───── Data lines ─────

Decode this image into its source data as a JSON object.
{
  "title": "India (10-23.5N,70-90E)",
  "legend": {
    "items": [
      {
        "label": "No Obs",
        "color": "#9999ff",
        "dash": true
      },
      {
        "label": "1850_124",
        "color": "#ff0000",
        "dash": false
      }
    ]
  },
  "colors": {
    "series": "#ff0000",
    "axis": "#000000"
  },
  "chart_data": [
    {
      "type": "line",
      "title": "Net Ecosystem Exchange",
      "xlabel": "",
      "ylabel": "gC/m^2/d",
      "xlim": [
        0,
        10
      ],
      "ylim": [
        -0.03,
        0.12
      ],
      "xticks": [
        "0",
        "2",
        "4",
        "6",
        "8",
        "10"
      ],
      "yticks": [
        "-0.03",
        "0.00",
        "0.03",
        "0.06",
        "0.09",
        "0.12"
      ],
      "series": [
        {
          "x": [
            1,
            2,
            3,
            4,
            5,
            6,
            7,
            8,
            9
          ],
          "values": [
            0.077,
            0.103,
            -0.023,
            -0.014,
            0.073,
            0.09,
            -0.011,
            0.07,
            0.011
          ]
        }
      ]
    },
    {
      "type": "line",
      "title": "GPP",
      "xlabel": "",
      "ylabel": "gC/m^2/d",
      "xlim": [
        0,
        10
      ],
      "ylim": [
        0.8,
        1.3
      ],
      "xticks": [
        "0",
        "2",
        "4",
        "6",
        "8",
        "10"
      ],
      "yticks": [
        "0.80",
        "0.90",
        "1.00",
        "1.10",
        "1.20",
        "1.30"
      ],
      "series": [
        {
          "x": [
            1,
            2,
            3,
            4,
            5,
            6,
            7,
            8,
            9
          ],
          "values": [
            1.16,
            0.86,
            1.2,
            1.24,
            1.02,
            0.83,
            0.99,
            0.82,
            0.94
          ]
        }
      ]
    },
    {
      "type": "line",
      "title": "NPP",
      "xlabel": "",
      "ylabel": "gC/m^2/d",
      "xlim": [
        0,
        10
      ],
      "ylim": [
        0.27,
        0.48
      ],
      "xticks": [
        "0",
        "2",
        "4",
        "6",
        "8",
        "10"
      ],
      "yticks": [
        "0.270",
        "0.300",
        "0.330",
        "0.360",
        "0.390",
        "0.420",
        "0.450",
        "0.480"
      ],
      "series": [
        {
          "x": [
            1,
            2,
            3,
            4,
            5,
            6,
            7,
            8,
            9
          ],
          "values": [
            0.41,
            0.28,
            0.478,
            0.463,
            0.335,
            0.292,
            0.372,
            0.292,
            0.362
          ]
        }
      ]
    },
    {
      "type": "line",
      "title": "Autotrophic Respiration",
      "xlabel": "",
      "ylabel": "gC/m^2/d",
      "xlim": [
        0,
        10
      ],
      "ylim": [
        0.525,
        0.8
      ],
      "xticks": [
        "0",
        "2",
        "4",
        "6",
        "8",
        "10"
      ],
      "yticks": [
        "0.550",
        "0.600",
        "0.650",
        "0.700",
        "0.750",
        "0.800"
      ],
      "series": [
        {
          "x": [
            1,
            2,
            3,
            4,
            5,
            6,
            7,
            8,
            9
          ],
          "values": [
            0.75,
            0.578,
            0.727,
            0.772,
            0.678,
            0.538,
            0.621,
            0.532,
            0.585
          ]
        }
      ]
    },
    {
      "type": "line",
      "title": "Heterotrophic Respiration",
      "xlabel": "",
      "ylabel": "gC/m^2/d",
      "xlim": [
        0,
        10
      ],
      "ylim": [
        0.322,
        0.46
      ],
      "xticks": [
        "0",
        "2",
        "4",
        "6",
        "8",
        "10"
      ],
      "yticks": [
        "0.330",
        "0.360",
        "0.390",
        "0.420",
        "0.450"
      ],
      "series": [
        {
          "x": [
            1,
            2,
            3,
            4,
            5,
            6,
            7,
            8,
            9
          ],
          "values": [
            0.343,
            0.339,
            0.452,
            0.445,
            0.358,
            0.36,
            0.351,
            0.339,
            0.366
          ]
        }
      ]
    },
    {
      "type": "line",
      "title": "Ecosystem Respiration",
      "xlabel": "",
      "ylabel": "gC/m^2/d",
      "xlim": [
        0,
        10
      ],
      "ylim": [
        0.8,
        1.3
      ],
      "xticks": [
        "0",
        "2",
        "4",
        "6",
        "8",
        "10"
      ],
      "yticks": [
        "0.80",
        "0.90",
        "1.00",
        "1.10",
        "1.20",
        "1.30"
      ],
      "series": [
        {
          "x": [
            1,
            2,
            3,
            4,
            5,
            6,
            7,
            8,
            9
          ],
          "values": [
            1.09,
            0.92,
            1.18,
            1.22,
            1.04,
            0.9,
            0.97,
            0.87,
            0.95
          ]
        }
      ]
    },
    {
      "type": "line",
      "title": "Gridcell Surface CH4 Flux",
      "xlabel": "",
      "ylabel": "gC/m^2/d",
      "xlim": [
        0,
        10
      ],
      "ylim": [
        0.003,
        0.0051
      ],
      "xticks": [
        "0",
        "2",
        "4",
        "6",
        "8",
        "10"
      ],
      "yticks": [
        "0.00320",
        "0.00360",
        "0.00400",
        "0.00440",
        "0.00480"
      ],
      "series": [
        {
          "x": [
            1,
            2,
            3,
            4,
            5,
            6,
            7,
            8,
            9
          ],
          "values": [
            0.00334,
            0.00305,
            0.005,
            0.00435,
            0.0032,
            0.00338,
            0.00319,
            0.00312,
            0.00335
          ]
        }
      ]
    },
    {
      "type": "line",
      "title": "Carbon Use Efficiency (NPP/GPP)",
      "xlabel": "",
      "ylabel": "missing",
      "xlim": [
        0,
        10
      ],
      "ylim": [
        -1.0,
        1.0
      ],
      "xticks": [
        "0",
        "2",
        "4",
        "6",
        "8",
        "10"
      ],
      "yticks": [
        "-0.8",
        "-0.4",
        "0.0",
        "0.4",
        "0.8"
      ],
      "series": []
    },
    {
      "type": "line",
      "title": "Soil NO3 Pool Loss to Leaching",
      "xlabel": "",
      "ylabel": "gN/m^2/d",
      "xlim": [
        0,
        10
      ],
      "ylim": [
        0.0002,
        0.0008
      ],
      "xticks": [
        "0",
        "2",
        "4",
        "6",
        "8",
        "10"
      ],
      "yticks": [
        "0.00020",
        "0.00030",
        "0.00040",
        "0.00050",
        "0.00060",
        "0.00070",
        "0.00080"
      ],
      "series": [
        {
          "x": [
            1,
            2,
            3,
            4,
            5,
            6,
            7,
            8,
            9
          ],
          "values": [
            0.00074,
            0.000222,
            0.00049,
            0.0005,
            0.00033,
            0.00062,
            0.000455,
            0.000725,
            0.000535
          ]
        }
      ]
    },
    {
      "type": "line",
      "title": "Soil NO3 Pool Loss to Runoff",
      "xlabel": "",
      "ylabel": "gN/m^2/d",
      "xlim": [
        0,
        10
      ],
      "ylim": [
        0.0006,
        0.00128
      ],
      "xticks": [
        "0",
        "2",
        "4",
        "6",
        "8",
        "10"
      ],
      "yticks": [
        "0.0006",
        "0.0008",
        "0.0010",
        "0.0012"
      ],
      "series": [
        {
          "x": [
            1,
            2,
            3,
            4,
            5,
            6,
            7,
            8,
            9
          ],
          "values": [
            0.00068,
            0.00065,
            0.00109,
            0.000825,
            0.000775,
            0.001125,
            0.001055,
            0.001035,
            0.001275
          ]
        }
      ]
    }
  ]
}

─────

▶ _Work to be completed_
Every line above should be printed again exactly as it stands.

▶ _Answer to this problem_
Decode this image into its source data as a JSON object.
{
  "title": "India (10-23.5N,70-90E)",
  "legend": {
    "items": [
      {
        "label": "No Obs",
        "color": "#9999ff",
        "dash": true
      },
      {
        "label": "1850_124",
        "color": "#ff0000",
        "dash": false
      }
    ]
  },
  "colors": {
    "series": "#ff0000",
    "axis": "#000000"
  },
  "chart_data": [
    {
      "type": "line",
      "title": "Net Ecosystem Exchange",
      "xlabel": "",
      "ylabel": "gC/m^2/d",
      "xlim": [
        0,
        10
      ],
      "ylim": [
        -0.03,
        0.12
      ],
      "xticks": [
        "0",
        "2",
        "4",
        "6",
        "8",
        "10"
      ],
      "yticks": [
        "-0.03",
        "0.00",
        "0.03",
        "0.06",
        "0.09",
        "0.12"
      ],
      "series": [
        {
          "x": [
            1,
            2,
            3,
            4,
            5,
            6,
            7,
            8,
            9
          ],
          "values": [
            0.077,
            0.103,
            -0.023,
            -0.014,
            0.073,
            0.09,
            -0.011,
            0.07,
            0.011
          ]
        }
      ]
    },
    {
      "type": "line",
      "title": "GPP",
      "xlabel": "",
      "ylabel": "gC/m^2/d",
      "xlim": [
        0,
        10
      ],
      "ylim": [
        0.8,
        1.3
      ],
      "xticks": [
        "0",
        "2",
        "4",
        "6",
        "8",
        "10"
      ],
      "yticks": [
        "0.80",
        "0.90",
        "1.00",
        "1.10",
        "1.20",
        "1.30"
      ],
      "series": [
        {
          "x": [
            1,
            2,
            3,
            4,
            5,
            6,
            7,
            8,
            9
          ],
          "values": [
            1.16,
            0.86,
            1.2,
            1.24,
            1.02,
            0.83,
            0.99,
            0.82,
            0.94
          ]
        }
      ]
    },
    {
      "type": "line",
      "title": "NPP",
      "xlabel": "",
      "ylabel": "gC/m^2/d",
      "xlim": [
        0,
        10
      ],
      "ylim": [
        0.27,
        0.48
      ],
      "xticks": [
        "0",
        "2",
        "4",
        "6",
        "8",
        "10"
      ],
      "yticks": [
        "0.270",
        "0.300",
        "0.330",
        "0.360",
        "0.390",
        "0.420",
        "0.450",
        "0.480"
      ],
      "series": [
        {
          "x": [
            1,
            2,
            3,
            4,
            5,
            6,
            7,
            8,
            9
          ],
          "values": [
            0.41,
            0.28,
            0.478,
            0.463,
            0.335,
            0.292,
            0.372,
            0.292,
            0.362
          ]
        }
      ]
    },
    {
      "type": "line",
      "title": "Autotrophic Respiration",
      "xlabel": "",
      "ylabel": "gC/m^2/d",
      "xlim": [
        0,
        10
      ],
      "ylim": [
        0.525,
        0.8
      ],
      "xticks": [
        "0",
        "2",
        "4",
        "6",
        "8",
        "10"
      ],
      "yticks": [
        "0.550",
        "0.600",
        "0.650",
        "0.700",
        "0.750",
        "0.800"
      ],
      "series": [
        {
          "x": [
            1,
            2,
            3,
            4,
            5,
            6,
            7,
            8,
            9
          ],
          "values": [
            0.75,
            0.578,
            0.727,
            0.772,
            0.678,
            0.538,
            0.621,
            0.532,
            0.585
          ]
        }
      ]
    },
    {
      "type": "line",
      "title": "Heterotrophic Respiration",
      "xlabel": "",
      "ylabel": "gC/m^2/d",
      "xlim": [
        0,
        10
      ],
      "ylim": [
        0.322,
        0.46
      ],
      "xticks": [
        "0",
        "2",
        "4",
        "6",
        "8",
        "10"
      ],
      "yticks": [
        "0.330",
        "0.360",
        "0.390",
        "0.420",
        "0.450"
      ],
      "series": [
        {
          "x": [
            1,
            2,
            3,
            4,
            5,
            6,
            7,
            8,
            9
          ],
          "values": [
            0.343,
            0.339,
            0.452,
            0.445,
            0.358,
            0.36,
            0.351,
            0.339,
            0.366
          ]
        }
      ]
    },
    {
      "type": "line",
      "title": "Ecosystem Respiration",
      "xlabel": "",
      "ylabel": "gC/m^2/d",
      "xlim": [
        0,
        10
      ],
      "ylim": [
        0.8,
        1.3
      ],
      "xticks": [
        "0",
        "2",
        "4",
        "6",
        "8",
        "10"
      ],
      "yticks": [
        "0.80",
        "0.90",
        "1.00",
        "1.10",
        "1.20",
        "1.30"
      ],
      "series": [
        {
          "x": [
            1,
            2,
            3,
            4,
            5,
            6,
            7,
            8,
            9
          ],
          "values": [
            1.09,
            0.92,
            1.18,
            1.22,
            1.04,
            0.9,
            0.97,
            0.87,
            0.95
          ]
        }
      ]
    },
    {
      "type": "line",
      "title": "Gridcell Surface CH4 Flux",
      "xlabel": "",
      "ylabel": "gC/m^2/d",
      "xlim": [
        0,
        10
      ],
      "ylim": [
        0.003,
        0.0051
      ],
      "xticks": [
        "0",
        "2",
        "4",
        "6",
        "8",
        "10"
      ],
      "yticks": [
        "0.00320",
        "0.00360",
        "0.00400",
        "0.00440",
        "0.00480"
      ],
      "series": [
        {
          "x": [
            1,
            2,
            3,
            4,
            5,
            6,
            7,
            8,
            9
          ],
          "values": [
            0.00334,
            0.00305,
            0.005,
            0.00435,
            0.0032,
            0.00338,
            0.00319,
            0.00312,
            0.00335
          ]
        }
      ]
    },
    {
      "type": "line",
      "title": "Carbon Use Efficiency (NPP/GPP)",
      "xlabel": "",
      "ylabel": "missing",
      "xlim": [
        0,
        10
      ],
      "ylim": [
        -1.0,
        1.0
      ],
      "xticks": [
        "0",
        "2",
        "4",
        "6",
        "8",
        "10"
      ],
      "yticks": [
        "-0.8",
        "-0.4",
        "0.0",
        "0.4",
        "0.8"
      ],
      "series": []
    },
    {
      "type": "line",
      "title": "Soil NO3 Pool Loss to Leaching",
      "xlabel": "",
      "ylabel": "gN/m^2/d",
      "xlim": [
        0,
        10
      ],
      "ylim": [
        0.0002,
        0.0008
      ],
      "xticks": [
        "0",
        "2",
        "4",
        "6",
        "8",
        "10"
      ],
      "yticks": [
        "0.00020",
        "0.00030",
        "0.00040",
        "0.00050",
        "0.00060",
        "0.00070",
        "0.00080"
      ],
      "series": [
        {
          "x": [
            1,
            2,
            3,
            4,
            5,
            6,
            7,
            8,
            9
          ],
          "values": [
            0.00074,
            0.000222,
            0.00049,
            0.0005,
            0.00033,
            0.00062,
            0.000455,
            0.000725,
            0.000535
          ]
        }
      ]
    },
    {
      "type": "line",
      "title": "Soil NO3 Pool Loss to Runoff",
      "xlabel": "",
      "ylabel": "gN/m^2/d",
      "xlim": [
        0,
        10
      ],
      "ylim": [
        0.0006,
        0.00128
      ],
      "xticks": [
        "0",
        "2",
        "4",
        "6",
        "8",
        "10"
      ],
      "yticks": [
        "0.0006",
        "0.0008",
        "0.0010",
        "0.0012"
      ],
      "series": [
        {
          "x": [
            1,
            2,
            3,
            4,
            5,
            6,
            7,
            8,
            9
          ],
          "values": [
            0.00068,
            0.00065,
            0.00109,
            0.000825,
            0.000775,
            0.001125,
            0.001055,
            0.001035,
            0.001275
          ]
        }
      ]
    }
  ]
}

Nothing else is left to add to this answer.